**PROBLEM REQUIREMENTS**
Leave out the pictures and restate the rest of the data exactly.

**ENTRIES**
•••

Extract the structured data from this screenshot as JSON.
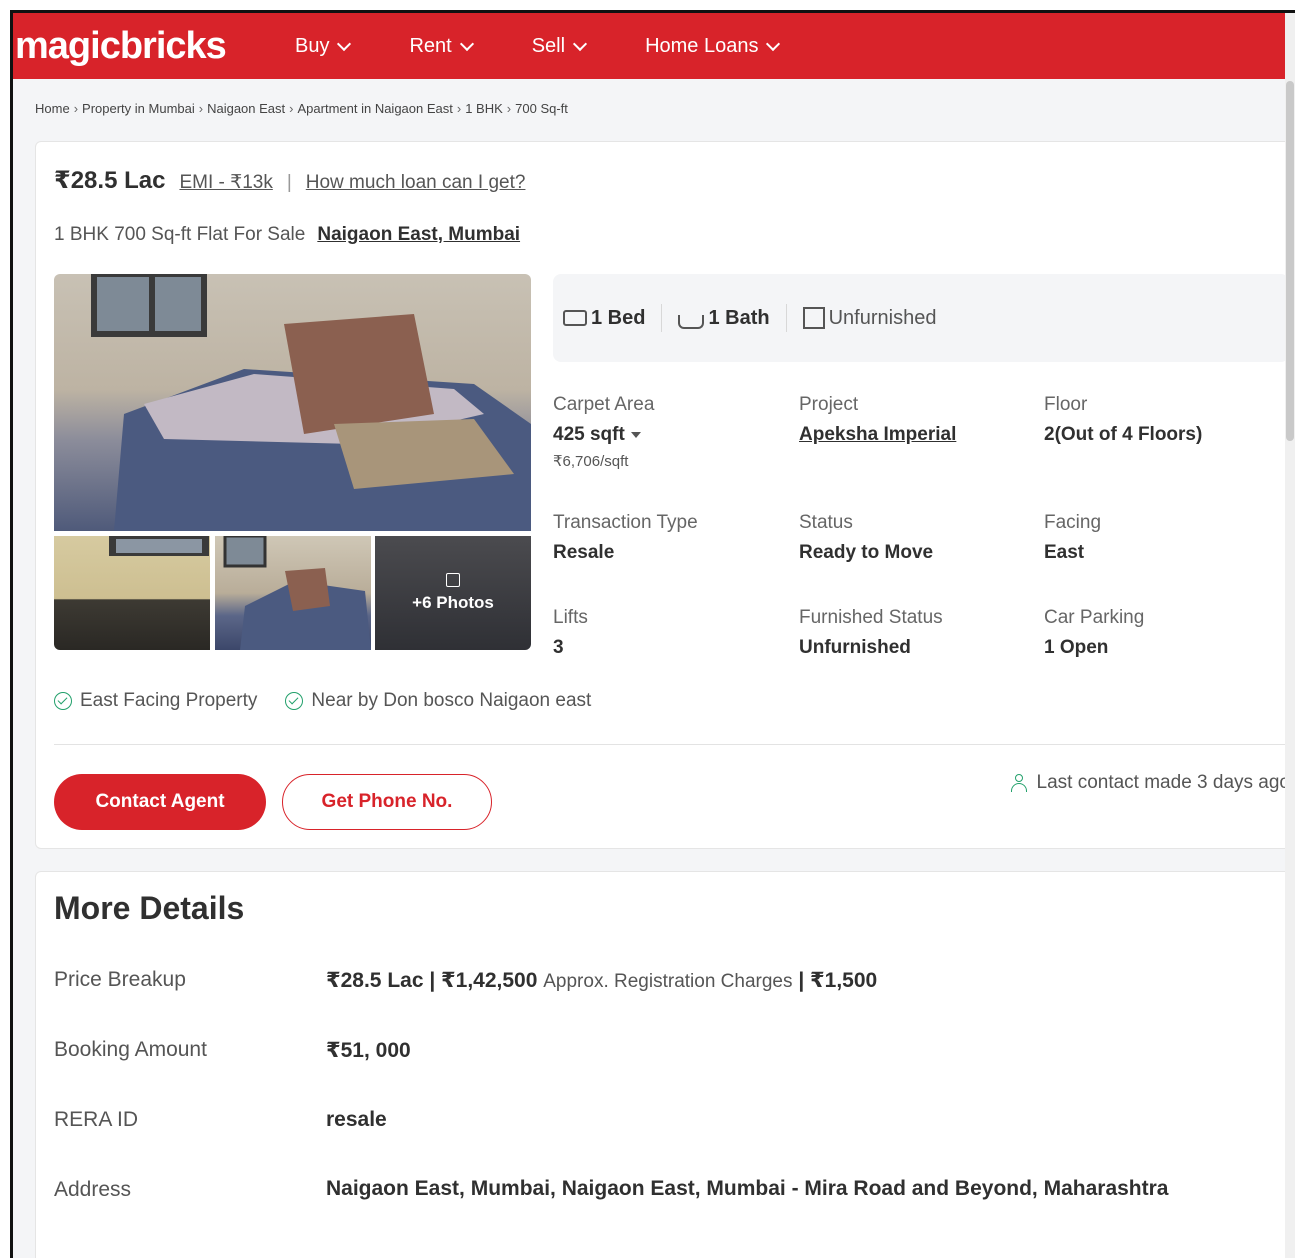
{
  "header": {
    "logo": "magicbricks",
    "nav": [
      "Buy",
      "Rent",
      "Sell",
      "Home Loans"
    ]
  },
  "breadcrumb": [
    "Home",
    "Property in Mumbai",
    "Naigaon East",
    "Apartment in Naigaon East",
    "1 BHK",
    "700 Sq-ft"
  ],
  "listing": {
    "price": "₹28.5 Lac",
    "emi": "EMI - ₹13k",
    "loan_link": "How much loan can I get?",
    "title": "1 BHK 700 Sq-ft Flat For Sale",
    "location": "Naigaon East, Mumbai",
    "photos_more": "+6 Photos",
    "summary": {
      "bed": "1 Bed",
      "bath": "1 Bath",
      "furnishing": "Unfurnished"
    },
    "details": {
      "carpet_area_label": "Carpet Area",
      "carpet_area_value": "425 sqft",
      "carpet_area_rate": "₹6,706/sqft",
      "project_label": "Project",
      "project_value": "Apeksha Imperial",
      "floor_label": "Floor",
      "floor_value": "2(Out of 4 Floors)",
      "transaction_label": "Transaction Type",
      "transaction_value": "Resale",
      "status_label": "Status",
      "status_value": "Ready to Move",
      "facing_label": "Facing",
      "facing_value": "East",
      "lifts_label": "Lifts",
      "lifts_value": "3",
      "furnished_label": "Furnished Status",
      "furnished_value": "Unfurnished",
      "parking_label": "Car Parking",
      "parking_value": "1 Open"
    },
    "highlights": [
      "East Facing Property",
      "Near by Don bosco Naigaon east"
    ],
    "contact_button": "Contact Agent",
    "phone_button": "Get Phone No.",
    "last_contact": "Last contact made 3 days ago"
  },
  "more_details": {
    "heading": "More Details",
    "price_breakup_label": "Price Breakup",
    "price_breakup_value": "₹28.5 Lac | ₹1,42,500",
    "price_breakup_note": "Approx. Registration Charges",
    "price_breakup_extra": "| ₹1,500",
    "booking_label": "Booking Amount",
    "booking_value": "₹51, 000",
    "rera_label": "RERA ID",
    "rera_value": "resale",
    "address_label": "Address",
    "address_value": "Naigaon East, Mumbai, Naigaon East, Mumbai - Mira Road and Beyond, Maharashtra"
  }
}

•••

**THE SOLUTION**
Extract the structured data from this screenshot as JSON.
{
  "header": {
    "logo": "magicbricks",
    "nav": [
      "Buy",
      "Rent",
      "Sell",
      "Home Loans"
    ]
  },
  "breadcrumb": [
    "Home",
    "Property in Mumbai",
    "Naigaon East",
    "Apartment in Naigaon East",
    "1 BHK",
    "700 Sq-ft"
  ],
  "listing": {
    "price": "₹28.5 Lac",
    "emi": "EMI - ₹13k",
    "loan_link": "How much loan can I get?",
    "title": "1 BHK 700 Sq-ft Flat For Sale",
    "location": "Naigaon East, Mumbai",
    "photos_more": "+6 Photos",
    "summary": {
      "bed": "1 Bed",
      "bath": "1 Bath",
      "furnishing": "Unfurnished"
    },
    "details": {
      "carpet_area_label": "Carpet Area",
      "carpet_area_value": "425 sqft",
      "carpet_area_rate": "₹6,706/sqft",
      "project_label": "Project",
      "project_value": "Apeksha Imperial",
      "floor_label": "Floor",
      "floor_value": "2(Out of 4 Floors)",
      "transaction_label": "Transaction Type",
      "transaction_value": "Resale",
      "status_label": "Status",
      "status_value": "Ready to Move",
      "facing_label": "Facing",
      "facing_value": "East",
      "lifts_label": "Lifts",
      "lifts_value": "3",
      "furnished_label": "Furnished Status",
      "furnished_value": "Unfurnished",
      "parking_label": "Car Parking",
      "parking_value": "1 Open"
    },
    "highlights": [
      "East Facing Property",
      "Near by Don bosco Naigaon east"
    ],
    "contact_button": "Contact Agent",
    "phone_button": "Get Phone No.",
    "last_contact": "Last contact made 3 days ago"
  },
  "more_details": {
    "heading": "More Details",
    "price_breakup_label": "Price Breakup",
    "price_breakup_value": "₹28.5 Lac | ₹1,42,500",
    "price_breakup_note": "Approx. Registration Charges",
    "price_breakup_extra": "| ₹1,500",
    "booking_label": "Booking Amount",
    "booking_value": "₹51, 000",
    "rera_label": "RERA ID",
    "rera_value": "resale",
    "address_label": "Address",
    "address_value": "Naigaon East, Mumbai, Naigaon East, Mumbai - Mira Road and Beyond, Maharashtra"
  }
}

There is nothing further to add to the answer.